* _Input_
********

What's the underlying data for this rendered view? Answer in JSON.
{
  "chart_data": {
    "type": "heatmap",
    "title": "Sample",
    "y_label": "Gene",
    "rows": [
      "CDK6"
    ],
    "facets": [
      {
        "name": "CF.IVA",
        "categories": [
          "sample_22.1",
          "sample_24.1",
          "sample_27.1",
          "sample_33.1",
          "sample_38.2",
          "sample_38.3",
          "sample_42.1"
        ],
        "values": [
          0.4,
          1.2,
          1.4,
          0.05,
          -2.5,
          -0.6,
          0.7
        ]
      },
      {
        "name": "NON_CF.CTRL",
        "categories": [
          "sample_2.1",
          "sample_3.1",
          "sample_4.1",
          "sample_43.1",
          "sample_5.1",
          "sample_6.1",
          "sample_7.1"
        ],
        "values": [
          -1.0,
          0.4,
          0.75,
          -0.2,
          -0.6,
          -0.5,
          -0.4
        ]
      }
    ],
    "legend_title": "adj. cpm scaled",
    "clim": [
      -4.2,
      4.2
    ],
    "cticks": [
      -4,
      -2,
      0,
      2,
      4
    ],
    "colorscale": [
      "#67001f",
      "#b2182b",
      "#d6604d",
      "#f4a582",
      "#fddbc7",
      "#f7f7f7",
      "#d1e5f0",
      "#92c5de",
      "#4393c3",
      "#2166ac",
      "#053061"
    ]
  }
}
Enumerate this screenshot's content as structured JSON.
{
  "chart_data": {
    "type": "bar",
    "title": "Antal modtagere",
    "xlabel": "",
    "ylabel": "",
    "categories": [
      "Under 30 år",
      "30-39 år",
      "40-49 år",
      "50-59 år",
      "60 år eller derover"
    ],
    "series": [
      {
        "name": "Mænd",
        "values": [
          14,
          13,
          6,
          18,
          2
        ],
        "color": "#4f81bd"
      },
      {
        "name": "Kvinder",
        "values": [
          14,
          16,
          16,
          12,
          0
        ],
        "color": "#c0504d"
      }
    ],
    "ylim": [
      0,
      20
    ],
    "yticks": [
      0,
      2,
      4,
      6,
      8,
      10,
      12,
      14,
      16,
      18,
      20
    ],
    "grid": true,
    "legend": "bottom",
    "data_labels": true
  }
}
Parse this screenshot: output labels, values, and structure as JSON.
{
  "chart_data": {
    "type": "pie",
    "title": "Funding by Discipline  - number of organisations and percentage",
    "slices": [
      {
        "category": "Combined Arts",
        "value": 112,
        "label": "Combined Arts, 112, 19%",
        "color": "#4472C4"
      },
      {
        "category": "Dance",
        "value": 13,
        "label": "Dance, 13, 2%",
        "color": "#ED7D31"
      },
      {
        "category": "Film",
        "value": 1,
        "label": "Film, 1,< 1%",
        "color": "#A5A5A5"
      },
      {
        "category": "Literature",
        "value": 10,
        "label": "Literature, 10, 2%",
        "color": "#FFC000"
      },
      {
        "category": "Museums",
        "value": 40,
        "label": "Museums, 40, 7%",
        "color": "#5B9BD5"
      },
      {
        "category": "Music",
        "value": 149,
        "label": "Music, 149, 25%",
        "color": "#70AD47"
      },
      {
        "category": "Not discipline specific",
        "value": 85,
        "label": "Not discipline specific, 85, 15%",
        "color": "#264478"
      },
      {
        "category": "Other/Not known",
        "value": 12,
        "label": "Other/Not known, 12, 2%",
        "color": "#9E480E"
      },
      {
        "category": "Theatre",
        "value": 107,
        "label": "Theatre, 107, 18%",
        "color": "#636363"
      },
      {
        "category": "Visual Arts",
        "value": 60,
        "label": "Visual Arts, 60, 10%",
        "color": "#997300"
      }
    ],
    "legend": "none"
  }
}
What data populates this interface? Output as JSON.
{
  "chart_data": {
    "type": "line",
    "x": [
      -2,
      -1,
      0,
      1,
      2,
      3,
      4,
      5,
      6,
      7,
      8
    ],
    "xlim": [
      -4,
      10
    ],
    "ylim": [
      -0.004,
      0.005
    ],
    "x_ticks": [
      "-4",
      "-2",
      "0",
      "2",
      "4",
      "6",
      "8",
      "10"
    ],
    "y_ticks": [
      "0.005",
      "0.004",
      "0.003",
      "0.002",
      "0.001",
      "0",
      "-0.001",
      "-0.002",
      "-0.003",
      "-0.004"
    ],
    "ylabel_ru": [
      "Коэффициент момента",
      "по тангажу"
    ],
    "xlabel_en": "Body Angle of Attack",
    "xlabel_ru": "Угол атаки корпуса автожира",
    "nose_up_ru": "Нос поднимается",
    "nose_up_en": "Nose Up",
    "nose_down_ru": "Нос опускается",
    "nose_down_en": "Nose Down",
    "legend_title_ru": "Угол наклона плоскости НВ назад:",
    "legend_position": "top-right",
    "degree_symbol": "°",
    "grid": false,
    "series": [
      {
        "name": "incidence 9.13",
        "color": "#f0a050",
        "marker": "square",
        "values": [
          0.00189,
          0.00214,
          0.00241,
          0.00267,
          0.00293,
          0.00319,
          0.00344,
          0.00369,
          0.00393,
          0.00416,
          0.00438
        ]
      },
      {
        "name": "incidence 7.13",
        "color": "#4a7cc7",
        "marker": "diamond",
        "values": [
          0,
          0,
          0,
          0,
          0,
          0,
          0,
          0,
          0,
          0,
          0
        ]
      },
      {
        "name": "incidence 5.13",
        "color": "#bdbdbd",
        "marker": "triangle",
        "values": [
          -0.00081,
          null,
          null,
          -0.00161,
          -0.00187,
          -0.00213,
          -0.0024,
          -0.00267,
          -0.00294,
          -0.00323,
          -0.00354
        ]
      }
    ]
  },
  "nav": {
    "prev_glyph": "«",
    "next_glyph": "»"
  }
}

********

* _What you have to do_
Extract from the material all lines containing the string "screenshot".

* _Answer_
Enumerate this screenshot's content as structured JSON.
Parse this screenshot: output labels, values, and structure as JSON.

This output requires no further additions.